Document content entries:
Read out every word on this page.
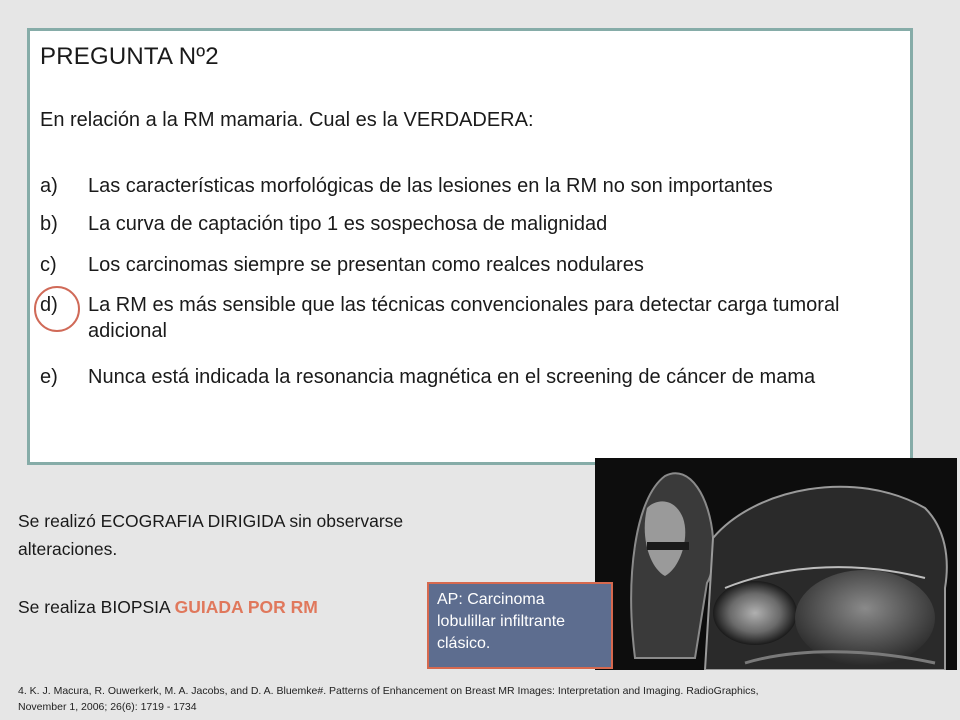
PREGUNTA Nº2
En relación a la RM mamaria. Cual es la VERDADERA:
a)	Las características morfológicas de las lesiones en la RM no son importantes
b)	La curva de captación tipo 1 es sospechosa de malignidad
c)	Los carcinomas siempre se presentan como realces nodulares
d)	La RM es más sensible que las técnicas convencionales para detectar carga tumoral adicional
e)	Nunca está indicada la resonancia magnética en el screening de cáncer de mama
Se realizó ECOGRAFIA DIRIGIDA sin observarse
alteraciones.
Se realiza BIOPSIA GUIADA POR RM	AP: Carcinoma lobulillar infiltrante clásico.
4. K. J. Macura, R. Ouwerkerk, M. A. Jacobs, and D. A. Bluemke#. Patterns of Enhancement on Breast MR Images: Interpretation and Imaging. RadioGraphics,
November 1, 2006; 26(6): 1719 - 1734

§ EXERCISE OBJECTIVE
Every entry above needs to be copied exactly, apart from its pictures.

§ EXERCISE SOLUTION
Read out every word on this page.
PREGUNTA Nº2
En relación a la RM mamaria. Cual es la VERDADERA:
a)	Las características morfológicas de las lesiones en la RM no son importantes
b)	La curva de captación tipo 1 es sospechosa de malignidad
c)	Los carcinomas siempre se presentan como realces nodulares
d)	La RM es más sensible que las técnicas convencionales para detectar carga tumoral adicional
e)	Nunca está indicada la resonancia magnética en el screening de cáncer de mama
Se realizó ECOGRAFIA DIRIGIDA sin observarse
alteraciones.
Se realiza BIOPSIA GUIADA POR RM	AP: Carcinoma lobulillar infiltrante clásico.
4. K. J. Macura, R. Ouwerkerk, M. A. Jacobs, and D. A. Bluemke#. Patterns of Enhancement on Breast MR Images: Interpretation and Imaging. RadioGraphics,
November 1, 2006; 26(6): 1719 - 1734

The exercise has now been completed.